◆ **What is required**:
What lines in the following entries hold the word "panel"? Copy each one.

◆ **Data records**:
::::::

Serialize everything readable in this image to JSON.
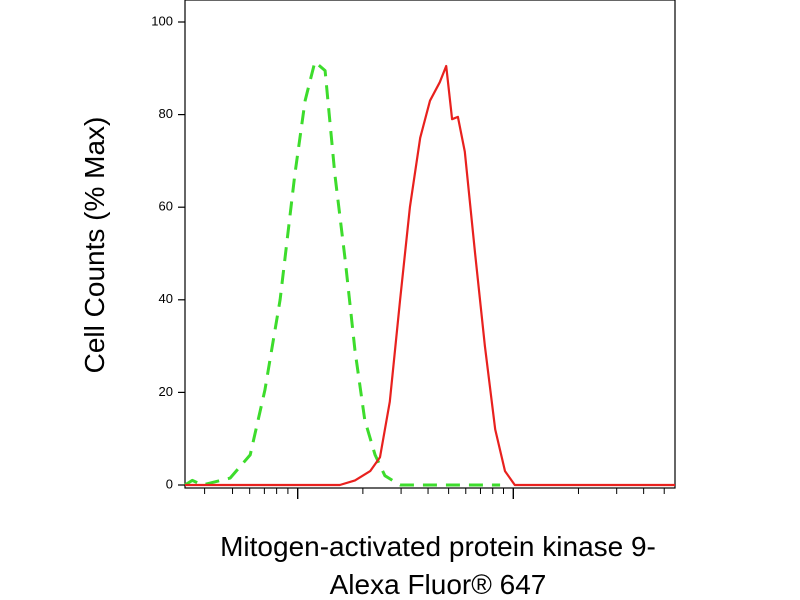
{
  "chart_data": {
    "type": "line",
    "y_label": "Cell Counts (% Max)",
    "x_label": [
      "Mitogen-activated protein kinase 9-",
      "Alexa Fluor® 647"
    ],
    "xscale": "log",
    "xlim": [
      0,
      100
    ],
    "xticks": [
      23,
      67
    ],
    "xminorticks": [
      4.0,
      9.7,
      13.2,
      16.2,
      18.7,
      21.0,
      36.3,
      44.1,
      49.6,
      53.8,
      57.3,
      60.3,
      62.8,
      65.0,
      80.3,
      88.1,
      93.6,
      97.8
    ],
    "ylim": [
      0,
      100
    ],
    "yticks": [
      0,
      20,
      40,
      60,
      80,
      100
    ],
    "series": [
      {
        "color": "#3ddc2c",
        "dashed": true,
        "x": [
          0,
          1.5,
          3.5,
          9.2,
          13.3,
          16.3,
          19.4,
          22.4,
          24.5,
          26.5,
          28.6,
          30.6,
          32.7,
          34.7,
          36.7,
          38.8,
          40.8,
          43.9,
          64.3
        ],
        "values": [
          0,
          1,
          0,
          1.5,
          6.5,
          20.5,
          40,
          67,
          83,
          91.4,
          89.5,
          67,
          48.6,
          29,
          14,
          6.5,
          2,
          0,
          0
        ]
      },
      {
        "color": "#e8211e",
        "dashed": false,
        "x": [
          0,
          31.6,
          34.7,
          37.8,
          39.8,
          41.8,
          43.9,
          45.9,
          48.0,
          50.0,
          52.0,
          53.3,
          54.5,
          55.7,
          57.1,
          59.2,
          61.2,
          63.3,
          65.3,
          67.3,
          100
        ],
        "values": [
          0,
          0,
          1,
          3,
          6,
          18,
          40,
          60,
          75,
          83,
          87,
          90.5,
          79,
          79.5,
          72,
          50,
          30,
          12,
          3,
          0,
          0
        ]
      }
    ]
  }
}
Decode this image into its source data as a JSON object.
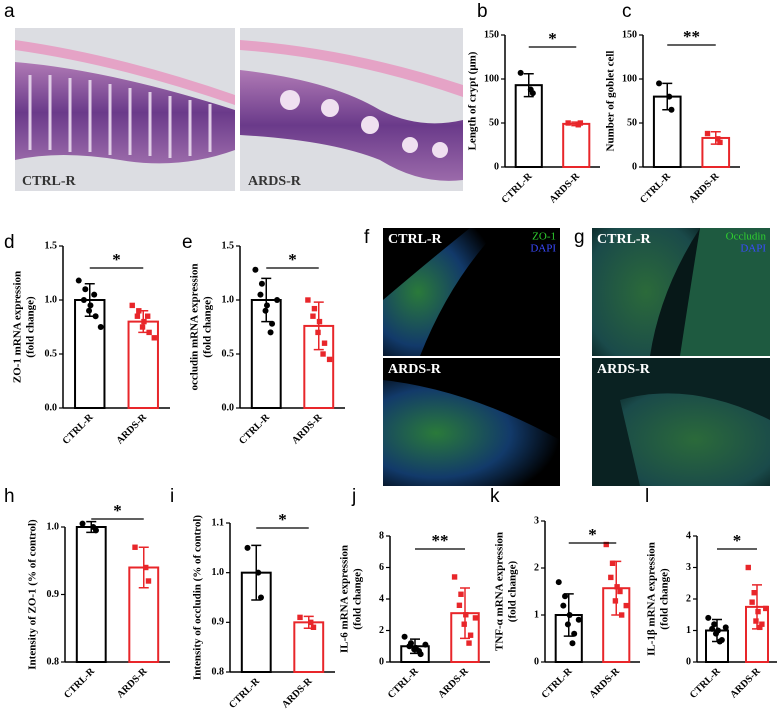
{
  "chart_data": [
    {
      "type": "bar",
      "panel": "b",
      "ylabel": [
        "Length of crypt (μm)"
      ],
      "categories": [
        "CTRL-R",
        "ARDS-R"
      ],
      "colors": [
        "#000000",
        "#e8262a"
      ],
      "values": [
        93,
        49
      ],
      "errors": [
        13,
        2
      ],
      "points": [
        [
          107,
          88,
          84
        ],
        [
          50,
          48,
          50
        ]
      ],
      "ylim": [
        0,
        150
      ],
      "yticks": [
        0,
        50,
        100,
        150
      ],
      "annotation": "*"
    },
    {
      "type": "bar",
      "panel": "c",
      "ylabel": [
        "Number of goblet cell"
      ],
      "categories": [
        "CTRL-R",
        "ARDS-R"
      ],
      "colors": [
        "#000000",
        "#e8262a"
      ],
      "values": [
        80,
        33
      ],
      "errors": [
        15,
        7
      ],
      "points": [
        [
          95,
          80,
          65
        ],
        [
          38,
          32,
          28
        ]
      ],
      "ylim": [
        0,
        150
      ],
      "yticks": [
        0,
        50,
        100,
        150
      ],
      "annotation": "**"
    },
    {
      "type": "bar",
      "panel": "d",
      "ylabel": [
        "ZO-1 mRNA expression",
        "(fold change)"
      ],
      "categories": [
        "CTRL-R",
        "ARDS-R"
      ],
      "colors": [
        "#000000",
        "#e8262a"
      ],
      "values": [
        1.0,
        0.8
      ],
      "errors": [
        0.15,
        0.1
      ],
      "points": [
        [
          1.18,
          1.1,
          1.0,
          0.95,
          0.9,
          0.85,
          1.05,
          0.75
        ],
        [
          0.95,
          0.9,
          0.85,
          0.8,
          0.75,
          0.7,
          0.85,
          0.65
        ]
      ],
      "ylim": [
        0,
        1.5
      ],
      "yticks": [
        {
          "value": 0,
          "label": "0.0"
        },
        0.5,
        {
          "value": 1,
          "label": "1.0"
        },
        1.5
      ],
      "annotation": "*"
    },
    {
      "type": "bar",
      "panel": "e",
      "ylabel": [
        "occludin mRNA expression",
        "(fold change)"
      ],
      "categories": [
        "CTRL-R",
        "ARDS-R"
      ],
      "colors": [
        "#000000",
        "#e8262a"
      ],
      "values": [
        1.0,
        0.76
      ],
      "errors": [
        0.2,
        0.22
      ],
      "points": [
        [
          1.28,
          1.15,
          1.05,
          0.95,
          0.9,
          0.78,
          0.7,
          1.0
        ],
        [
          1.0,
          0.92,
          0.85,
          0.8,
          0.7,
          0.6,
          0.5,
          0.45
        ]
      ],
      "ylim": [
        0,
        1.5
      ],
      "yticks": [
        {
          "value": 0,
          "label": "0.0"
        },
        0.5,
        {
          "value": 1,
          "label": "1.0"
        },
        1.5
      ],
      "annotation": "*"
    },
    {
      "type": "bar",
      "panel": "h",
      "ylabel": [
        "Intensity of ZO-1 (% of control)"
      ],
      "categories": [
        "CTRL-R",
        "ARDS-R"
      ],
      "colors": [
        "#000000",
        "#e8262a"
      ],
      "values": [
        1.0,
        0.94
      ],
      "errors": [
        0.008,
        0.03
      ],
      "points": [
        [
          1.005,
          1.0,
          0.995
        ],
        [
          0.97,
          0.94,
          0.92
        ]
      ],
      "ylim": [
        0.8,
        1.0
      ],
      "yticks": [
        0.8,
        0.9,
        {
          "value": 1,
          "label": "1.0"
        }
      ],
      "annotation": "*"
    },
    {
      "type": "bar",
      "panel": "i",
      "ylabel": [
        "Intensity of occludin (% of control)"
      ],
      "categories": [
        "CTRL-R",
        "ARDS-R"
      ],
      "colors": [
        "#000000",
        "#e8262a"
      ],
      "values": [
        1.0,
        0.9
      ],
      "errors": [
        0.055,
        0.012
      ],
      "points": [
        [
          1.05,
          1.0,
          0.95
        ],
        [
          0.91,
          0.9,
          0.89
        ]
      ],
      "ylim": [
        0.8,
        1.1
      ],
      "yticks": [
        0.8,
        0.9,
        {
          "value": 1,
          "label": "1.0"
        },
        1.1
      ],
      "annotation": "*"
    },
    {
      "type": "bar",
      "panel": "j",
      "ylabel": [
        "IL-6 mRNA expression",
        "(fold change)"
      ],
      "categories": [
        "CTRL-R",
        "ARDS-R"
      ],
      "colors": [
        "#000000",
        "#e8262a"
      ],
      "values": [
        1.0,
        3.1
      ],
      "errors": [
        0.45,
        1.6
      ],
      "points": [
        [
          1.6,
          1.2,
          1.0,
          0.9,
          0.8,
          0.5,
          0.7,
          1.1
        ],
        [
          5.4,
          4.3,
          3.6,
          3.0,
          2.4,
          1.7,
          1.2,
          2.8
        ]
      ],
      "ylim": [
        0,
        8
      ],
      "yticks": [
        0,
        2,
        4,
        6,
        8
      ],
      "annotation": "**"
    },
    {
      "type": "bar",
      "panel": "k",
      "ylabel": [
        "TNF-α mRNA expression",
        "(fold change)"
      ],
      "categories": [
        "CTRL-R",
        "ARDS-R"
      ],
      "colors": [
        "#000000",
        "#e8262a"
      ],
      "values": [
        1.0,
        1.57
      ],
      "errors": [
        0.45,
        0.57
      ],
      "points": [
        [
          1.7,
          1.4,
          1.2,
          1.0,
          0.8,
          0.6,
          0.4,
          0.9
        ],
        [
          2.5,
          2.1,
          1.8,
          1.6,
          1.3,
          1.0,
          1.5,
          1.2
        ]
      ],
      "ylim": [
        0,
        3
      ],
      "yticks": [
        0,
        1,
        2,
        3
      ],
      "annotation": "*"
    },
    {
      "type": "bar",
      "panel": "l",
      "ylabel": [
        "IL-1β mRNA expression",
        "(fold change)"
      ],
      "categories": [
        "CTRL-R",
        "ARDS-R"
      ],
      "colors": [
        "#000000",
        "#e8262a"
      ],
      "values": [
        1.0,
        1.75
      ],
      "errors": [
        0.35,
        0.7
      ],
      "points": [
        [
          1.4,
          1.2,
          1.05,
          1.0,
          0.9,
          0.7,
          0.65,
          1.1
        ],
        [
          3.0,
          2.2,
          1.9,
          1.6,
          1.3,
          1.2,
          1.1,
          1.7
        ]
      ],
      "ylim": [
        0,
        4
      ],
      "yticks": [
        0,
        1,
        2,
        3,
        4
      ],
      "annotation": "*"
    }
  ],
  "images": {
    "a": {
      "panel": "a",
      "labels": [
        "CTRL-R",
        "ARDS-R"
      ]
    },
    "f": {
      "panel": "f",
      "labels": [
        "CTRL-R",
        "ARDS-R"
      ],
      "stains": [
        "ZO-1",
        "DAPI"
      ]
    },
    "g": {
      "panel": "g",
      "labels": [
        "CTRL-R",
        "ARDS-R"
      ],
      "stains": [
        "Occludin",
        "DAPI"
      ]
    }
  }
}
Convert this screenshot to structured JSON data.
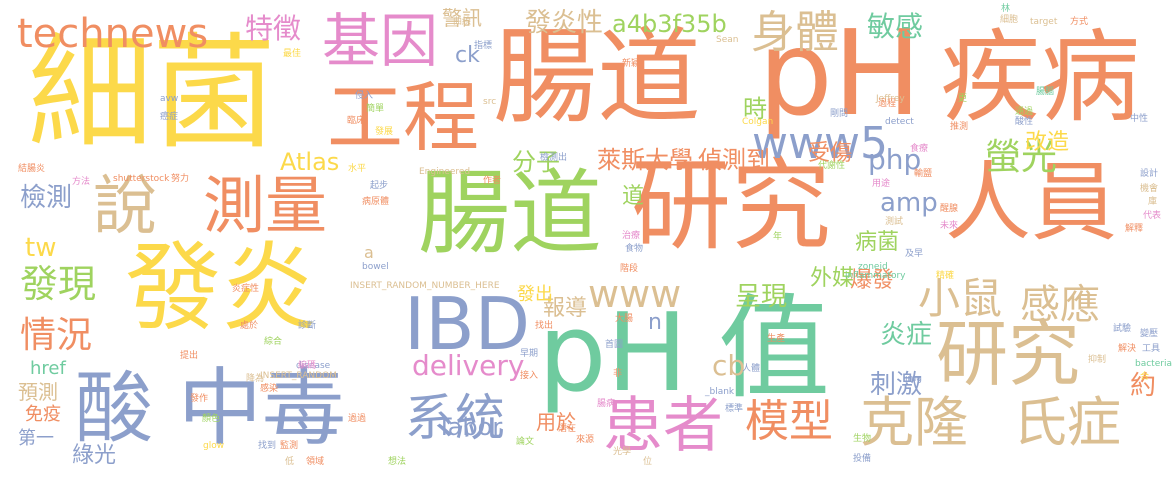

::::::

◆ **Answer section**:
      "panel": "b",
      "panel": "c",
      "panel": "d",
      "panel": "e",
      "panel": "h",
      "panel": "i",
      "panel": "j",
      "panel": "k",
      "panel": "l",
      "panel": "a",
      "panel": "f",
      "panel": "g",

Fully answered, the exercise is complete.